[The task]
Reproduce all the entries exactly.

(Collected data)
----------

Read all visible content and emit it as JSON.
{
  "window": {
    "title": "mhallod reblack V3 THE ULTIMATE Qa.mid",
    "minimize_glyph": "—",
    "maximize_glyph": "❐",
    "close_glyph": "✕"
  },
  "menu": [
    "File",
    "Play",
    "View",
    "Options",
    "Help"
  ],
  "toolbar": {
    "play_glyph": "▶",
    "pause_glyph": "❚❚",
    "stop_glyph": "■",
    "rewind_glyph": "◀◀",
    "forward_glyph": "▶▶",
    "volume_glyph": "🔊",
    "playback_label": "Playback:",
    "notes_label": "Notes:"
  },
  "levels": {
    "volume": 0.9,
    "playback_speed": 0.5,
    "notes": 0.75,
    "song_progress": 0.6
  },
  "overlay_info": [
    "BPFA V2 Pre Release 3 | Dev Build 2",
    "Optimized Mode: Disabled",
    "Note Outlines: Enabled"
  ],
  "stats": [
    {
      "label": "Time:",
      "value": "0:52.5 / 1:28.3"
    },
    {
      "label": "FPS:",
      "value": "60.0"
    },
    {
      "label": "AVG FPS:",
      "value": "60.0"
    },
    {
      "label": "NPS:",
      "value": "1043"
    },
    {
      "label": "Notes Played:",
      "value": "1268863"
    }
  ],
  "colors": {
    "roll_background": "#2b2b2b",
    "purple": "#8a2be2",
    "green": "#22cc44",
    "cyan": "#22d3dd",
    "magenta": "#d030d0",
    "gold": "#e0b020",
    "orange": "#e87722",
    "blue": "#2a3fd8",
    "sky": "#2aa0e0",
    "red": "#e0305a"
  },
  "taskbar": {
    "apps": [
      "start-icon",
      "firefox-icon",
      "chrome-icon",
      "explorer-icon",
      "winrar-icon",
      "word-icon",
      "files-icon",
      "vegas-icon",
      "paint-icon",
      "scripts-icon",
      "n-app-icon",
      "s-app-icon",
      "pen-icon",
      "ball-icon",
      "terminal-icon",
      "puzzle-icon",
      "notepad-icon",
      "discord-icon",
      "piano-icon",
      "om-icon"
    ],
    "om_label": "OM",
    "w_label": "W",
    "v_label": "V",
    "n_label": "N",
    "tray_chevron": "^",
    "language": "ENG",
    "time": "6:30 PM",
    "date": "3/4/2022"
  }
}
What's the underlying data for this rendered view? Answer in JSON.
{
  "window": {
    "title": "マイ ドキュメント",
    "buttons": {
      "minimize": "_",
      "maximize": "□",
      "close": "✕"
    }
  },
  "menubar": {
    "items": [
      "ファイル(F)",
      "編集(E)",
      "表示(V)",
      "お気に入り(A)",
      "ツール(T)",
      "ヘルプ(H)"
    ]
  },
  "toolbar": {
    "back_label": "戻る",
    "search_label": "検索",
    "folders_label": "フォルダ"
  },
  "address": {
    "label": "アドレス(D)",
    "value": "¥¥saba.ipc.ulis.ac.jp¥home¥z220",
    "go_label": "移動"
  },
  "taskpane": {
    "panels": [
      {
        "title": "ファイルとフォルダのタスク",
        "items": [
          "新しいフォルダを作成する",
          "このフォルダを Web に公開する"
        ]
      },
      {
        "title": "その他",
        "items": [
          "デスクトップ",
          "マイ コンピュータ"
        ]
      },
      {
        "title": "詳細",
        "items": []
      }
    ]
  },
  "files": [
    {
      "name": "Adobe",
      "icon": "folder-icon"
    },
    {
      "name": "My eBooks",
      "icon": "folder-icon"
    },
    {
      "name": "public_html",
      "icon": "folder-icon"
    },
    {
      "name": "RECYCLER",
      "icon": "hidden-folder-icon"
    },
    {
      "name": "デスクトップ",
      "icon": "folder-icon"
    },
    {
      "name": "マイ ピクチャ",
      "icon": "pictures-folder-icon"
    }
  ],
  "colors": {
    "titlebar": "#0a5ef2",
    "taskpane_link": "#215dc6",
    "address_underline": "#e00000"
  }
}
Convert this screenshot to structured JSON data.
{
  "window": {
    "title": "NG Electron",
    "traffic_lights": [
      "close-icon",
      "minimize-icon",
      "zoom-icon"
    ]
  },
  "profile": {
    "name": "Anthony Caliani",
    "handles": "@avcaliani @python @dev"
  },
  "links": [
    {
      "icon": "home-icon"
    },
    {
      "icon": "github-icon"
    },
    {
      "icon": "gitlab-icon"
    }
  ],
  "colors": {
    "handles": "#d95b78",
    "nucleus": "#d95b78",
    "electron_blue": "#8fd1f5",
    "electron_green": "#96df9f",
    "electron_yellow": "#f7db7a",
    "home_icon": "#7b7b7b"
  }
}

----------

[Expected output]
Read all visible content and emit it as JSON.
{
  "window": {
    "title": "mhallod reblack V3 THE ULTIMATE Qa.mid",
    "minimize_glyph": "—",
    "maximize_glyph": "❐",
    "close_glyph": "✕"
  },
  "menu": [
    "File",
    "Play",
    "View",
    "Options",
    "Help"
  ],
  "toolbar": {
    "play_glyph": "▶",
    "pause_glyph": "❚❚",
    "stop_glyph": "■",
    "rewind_glyph": "◀◀",
    "forward_glyph": "▶▶",
    "volume_glyph": "🔊",
    "playback_label": "Playback:",
    "notes_label": "Notes:"
  },
  "levels": {
    "volume": 0.9,
    "playback_speed": 0.5,
    "notes": 0.75,
    "song_progress": 0.6
  },
  "overlay_info": [
    "BPFA V2 Pre Release 3 | Dev Build 2",
    "Optimized Mode: Disabled",
    "Note Outlines: Enabled"
  ],
  "stats": [
    {
      "label": "Time:",
      "value": "0:52.5 / 1:28.3"
    },
    {
      "label": "FPS:",
      "value": "60.0"
    },
    {
      "label": "AVG FPS:",
      "value": "60.0"
    },
    {
      "label": "NPS:",
      "value": "1043"
    },
    {
      "label": "Notes Played:",
      "value": "1268863"
    }
  ],
  "colors": {
    "roll_background": "#2b2b2b",
    "purple": "#8a2be2",
    "green": "#22cc44",
    "cyan": "#22d3dd",
    "magenta": "#d030d0",
    "gold": "#e0b020",
    "orange": "#e87722",
    "blue": "#2a3fd8",
    "sky": "#2aa0e0",
    "red": "#e0305a"
  },
  "taskbar": {
    "apps": [
      "start-icon",
      "firefox-icon",
      "chrome-icon",
      "explorer-icon",
      "winrar-icon",
      "word-icon",
      "files-icon",
      "vegas-icon",
      "paint-icon",
      "scripts-icon",
      "n-app-icon",
      "s-app-icon",
      "pen-icon",
      "ball-icon",
      "terminal-icon",
      "puzzle-icon",
      "notepad-icon",
      "discord-icon",
      "piano-icon",
      "om-icon"
    ],
    "om_label": "OM",
    "w_label": "W",
    "v_label": "V",
    "n_label": "N",
    "tray_chevron": "^",
    "language": "ENG",
    "time": "6:30 PM",
    "date": "3/4/2022"
  }
}
What's the underlying data for this rendered view? Answer in JSON.
{
  "window": {
    "title": "マイ ドキュメント",
    "buttons": {
      "minimize": "_",
      "maximize": "□",
      "close": "✕"
    }
  },
  "menubar": {
    "items": [
      "ファイル(F)",
      "編集(E)",
      "表示(V)",
      "お気に入り(A)",
      "ツール(T)",
      "ヘルプ(H)"
    ]
  },
  "toolbar": {
    "back_label": "戻る",
    "search_label": "検索",
    "folders_label": "フォルダ"
  },
  "address": {
    "label": "アドレス(D)",
    "value": "¥¥saba.ipc.ulis.ac.jp¥home¥z220",
    "go_label": "移動"
  },
  "taskpane": {
    "panels": [
      {
        "title": "ファイルとフォルダのタスク",
        "items": [
          "新しいフォルダを作成する",
          "このフォルダを Web に公開する"
        ]
      },
      {
        "title": "その他",
        "items": [
          "デスクトップ",
          "マイ コンピュータ"
        ]
      },
      {
        "title": "詳細",
        "items": []
      }
    ]
  },
  "files": [
    {
      "name": "Adobe",
      "icon": "folder-icon"
    },
    {
      "name": "My eBooks",
      "icon": "folder-icon"
    },
    {
      "name": "public_html",
      "icon": "folder-icon"
    },
    {
      "name": "RECYCLER",
      "icon": "hidden-folder-icon"
    },
    {
      "name": "デスクトップ",
      "icon": "folder-icon"
    },
    {
      "name": "マイ ピクチャ",
      "icon": "pictures-folder-icon"
    }
  ],
  "colors": {
    "titlebar": "#0a5ef2",
    "taskpane_link": "#215dc6",
    "address_underline": "#e00000"
  }
}
Convert this screenshot to structured JSON data.
{
  "window": {
    "title": "NG Electron",
    "traffic_lights": [
      "close-icon",
      "minimize-icon",
      "zoom-icon"
    ]
  },
  "profile": {
    "name": "Anthony Caliani",
    "handles": "@avcaliani @python @dev"
  },
  "links": [
    {
      "icon": "home-icon"
    },
    {
      "icon": "github-icon"
    },
    {
      "icon": "gitlab-icon"
    }
  ],
  "colors": {
    "handles": "#d95b78",
    "nucleus": "#d95b78",
    "electron_blue": "#8fd1f5",
    "electron_green": "#96df9f",
    "electron_yellow": "#f7db7a",
    "home_icon": "#7b7b7b"
  }
}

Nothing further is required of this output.